WORK REQUIRED:
Return the lines beginning at the one that contains "Enumerate this screenshot's" and running to the end of the records, exactly and with nothing else. Omit pictures.
*-*-*
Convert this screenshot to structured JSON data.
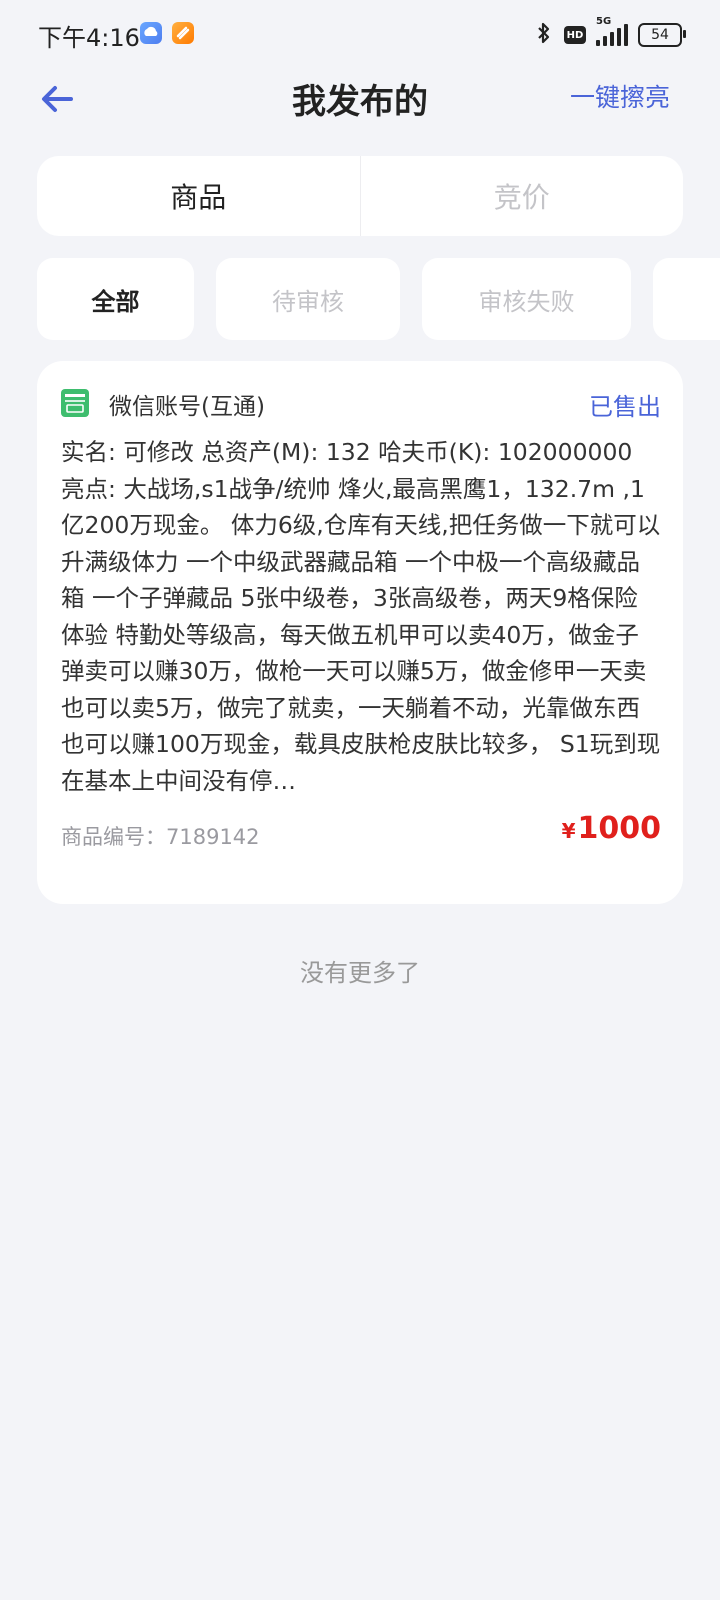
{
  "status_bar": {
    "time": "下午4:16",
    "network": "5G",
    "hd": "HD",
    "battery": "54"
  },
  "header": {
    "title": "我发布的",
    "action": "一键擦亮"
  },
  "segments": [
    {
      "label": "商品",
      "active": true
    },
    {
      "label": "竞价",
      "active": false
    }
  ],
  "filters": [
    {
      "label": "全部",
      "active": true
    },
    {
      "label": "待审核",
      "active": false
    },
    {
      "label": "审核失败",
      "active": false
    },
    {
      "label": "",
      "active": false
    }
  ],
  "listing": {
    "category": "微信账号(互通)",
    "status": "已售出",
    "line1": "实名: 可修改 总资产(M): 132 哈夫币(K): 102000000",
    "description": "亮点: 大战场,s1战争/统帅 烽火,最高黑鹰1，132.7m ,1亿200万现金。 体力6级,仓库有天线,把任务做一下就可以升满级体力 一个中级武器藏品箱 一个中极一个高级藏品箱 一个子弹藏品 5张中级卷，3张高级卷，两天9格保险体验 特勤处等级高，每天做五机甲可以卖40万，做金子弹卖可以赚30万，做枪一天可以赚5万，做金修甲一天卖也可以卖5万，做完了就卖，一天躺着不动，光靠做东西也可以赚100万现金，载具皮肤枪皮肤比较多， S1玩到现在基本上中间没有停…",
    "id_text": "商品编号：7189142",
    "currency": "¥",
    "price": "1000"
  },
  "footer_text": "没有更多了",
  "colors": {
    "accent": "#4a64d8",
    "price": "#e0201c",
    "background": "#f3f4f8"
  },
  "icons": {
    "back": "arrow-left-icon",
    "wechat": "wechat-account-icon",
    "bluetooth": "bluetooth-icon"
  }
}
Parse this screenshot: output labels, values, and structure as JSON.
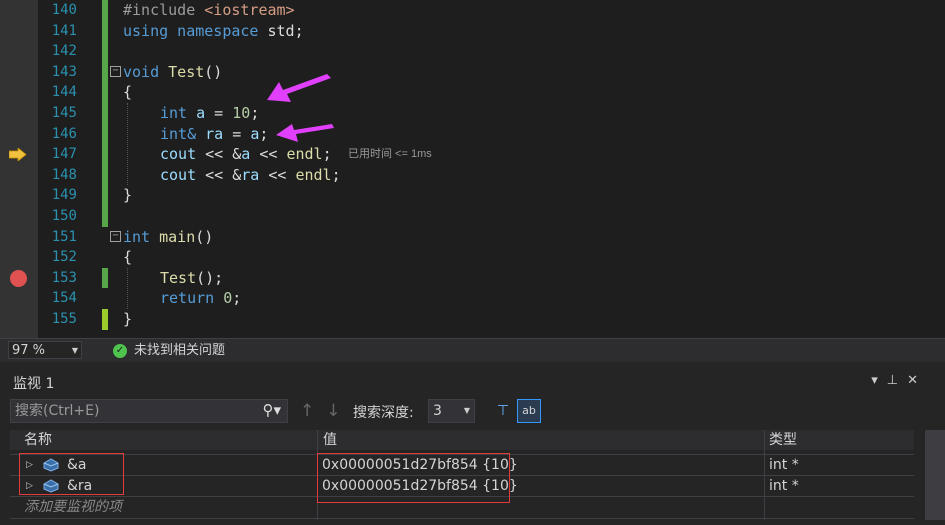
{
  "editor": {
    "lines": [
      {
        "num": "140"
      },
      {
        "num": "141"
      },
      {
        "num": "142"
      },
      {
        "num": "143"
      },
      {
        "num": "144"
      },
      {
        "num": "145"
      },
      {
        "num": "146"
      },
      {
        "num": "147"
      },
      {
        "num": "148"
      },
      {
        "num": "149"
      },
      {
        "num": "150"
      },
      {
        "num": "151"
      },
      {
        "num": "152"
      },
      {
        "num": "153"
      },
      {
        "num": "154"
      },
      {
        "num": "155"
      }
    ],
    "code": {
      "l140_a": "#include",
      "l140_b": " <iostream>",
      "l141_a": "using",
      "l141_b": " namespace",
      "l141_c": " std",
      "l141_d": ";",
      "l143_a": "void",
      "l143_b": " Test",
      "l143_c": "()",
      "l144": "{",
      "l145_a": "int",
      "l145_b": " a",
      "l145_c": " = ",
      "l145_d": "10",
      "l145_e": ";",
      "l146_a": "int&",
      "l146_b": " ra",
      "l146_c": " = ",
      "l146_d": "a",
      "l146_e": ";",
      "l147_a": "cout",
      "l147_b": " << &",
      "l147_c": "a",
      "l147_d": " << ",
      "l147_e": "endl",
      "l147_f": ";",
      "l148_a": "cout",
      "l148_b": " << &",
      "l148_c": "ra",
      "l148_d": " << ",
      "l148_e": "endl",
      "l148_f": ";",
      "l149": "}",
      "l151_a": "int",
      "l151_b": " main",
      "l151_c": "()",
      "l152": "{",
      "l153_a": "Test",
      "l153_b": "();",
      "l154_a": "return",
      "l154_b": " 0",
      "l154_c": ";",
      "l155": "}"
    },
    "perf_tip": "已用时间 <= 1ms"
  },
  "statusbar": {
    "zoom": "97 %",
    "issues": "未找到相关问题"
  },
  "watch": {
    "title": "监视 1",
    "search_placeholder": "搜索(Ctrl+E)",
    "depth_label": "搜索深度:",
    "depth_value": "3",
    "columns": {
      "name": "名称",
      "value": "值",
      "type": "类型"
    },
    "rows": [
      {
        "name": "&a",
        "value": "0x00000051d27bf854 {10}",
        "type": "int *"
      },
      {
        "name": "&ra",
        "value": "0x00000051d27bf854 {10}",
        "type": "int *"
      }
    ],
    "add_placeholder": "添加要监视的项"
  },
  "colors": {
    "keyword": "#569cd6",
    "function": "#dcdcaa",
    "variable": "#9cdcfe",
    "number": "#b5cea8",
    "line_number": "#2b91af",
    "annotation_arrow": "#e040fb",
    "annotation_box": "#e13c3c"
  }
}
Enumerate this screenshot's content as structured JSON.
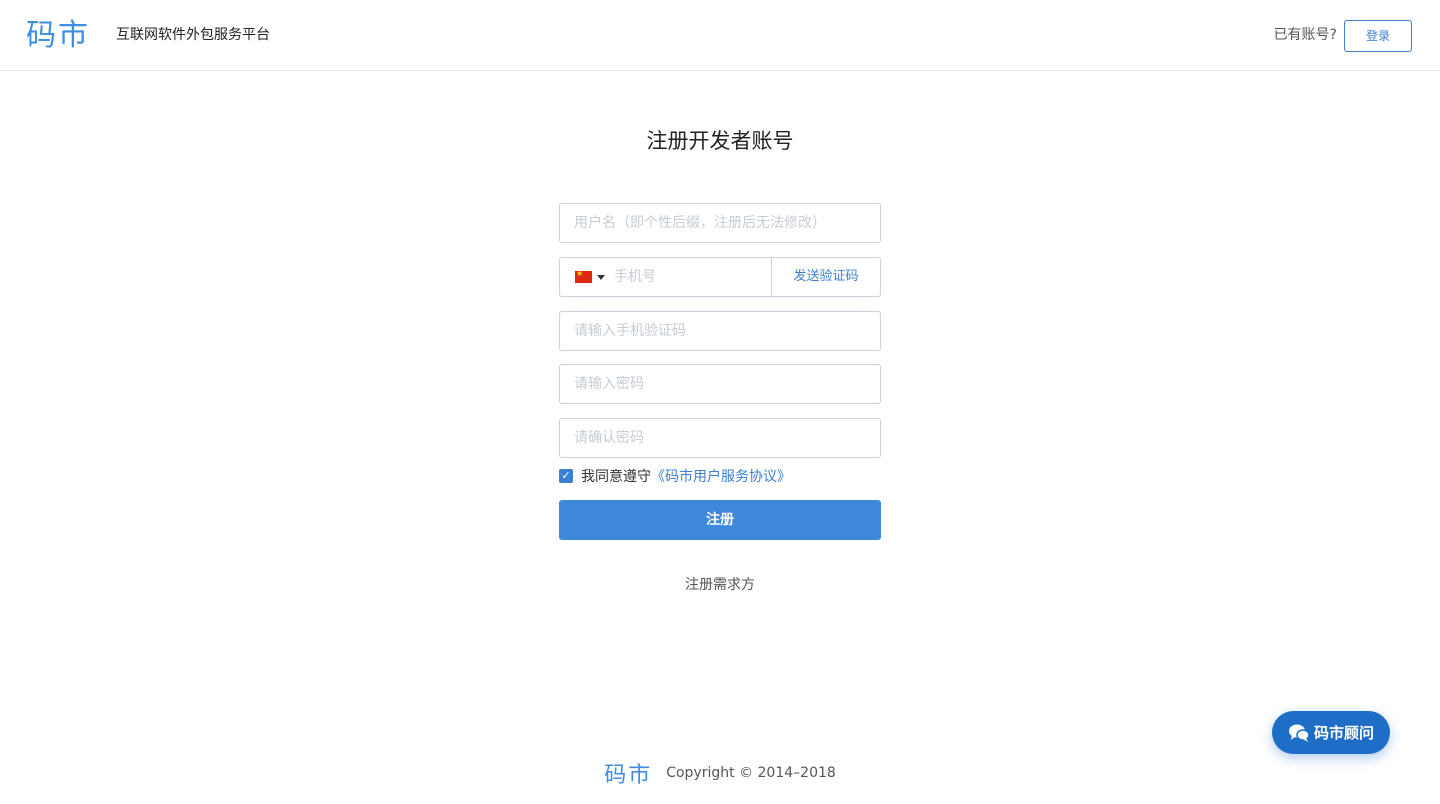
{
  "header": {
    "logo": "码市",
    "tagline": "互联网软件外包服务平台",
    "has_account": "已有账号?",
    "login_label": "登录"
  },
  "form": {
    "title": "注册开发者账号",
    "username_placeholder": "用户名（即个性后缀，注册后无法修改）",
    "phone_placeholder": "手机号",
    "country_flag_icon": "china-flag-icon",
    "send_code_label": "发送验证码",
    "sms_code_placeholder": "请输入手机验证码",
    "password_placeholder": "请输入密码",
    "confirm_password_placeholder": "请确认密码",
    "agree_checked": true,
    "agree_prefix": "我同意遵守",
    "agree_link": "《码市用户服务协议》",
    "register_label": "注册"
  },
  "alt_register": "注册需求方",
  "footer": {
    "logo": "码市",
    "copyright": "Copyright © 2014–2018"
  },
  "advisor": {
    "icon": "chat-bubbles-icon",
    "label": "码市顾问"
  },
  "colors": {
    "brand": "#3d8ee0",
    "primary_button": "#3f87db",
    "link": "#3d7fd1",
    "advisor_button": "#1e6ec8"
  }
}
*-*-*
RESULT:
Enumerate this screenshot's content as structured JSON.
{
  "header": {
    "logo": "码市",
    "tagline": "互联网软件外包服务平台",
    "has_account": "已有账号?",
    "login_label": "登录"
  },
  "form": {
    "title": "注册开发者账号",
    "username_placeholder": "用户名（即个性后缀，注册后无法修改）",
    "phone_placeholder": "手机号",
    "country_flag_icon": "china-flag-icon",
    "send_code_label": "发送验证码",
    "sms_code_placeholder": "请输入手机验证码",
    "password_placeholder": "请输入密码",
    "confirm_password_placeholder": "请确认密码",
    "agree_checked": true,
    "agree_prefix": "我同意遵守",
    "agree_link": "《码市用户服务协议》",
    "register_label": "注册"
  },
  "alt_register": "注册需求方",
  "footer": {
    "logo": "码市",
    "copyright": "Copyright © 2014–2018"
  },
  "advisor": {
    "icon": "chat-bubbles-icon",
    "label": "码市顾问"
  },
  "colors": {
    "brand": "#3d8ee0",
    "primary_button": "#3f87db",
    "link": "#3d7fd1",
    "advisor_button": "#1e6ec8"
  }
}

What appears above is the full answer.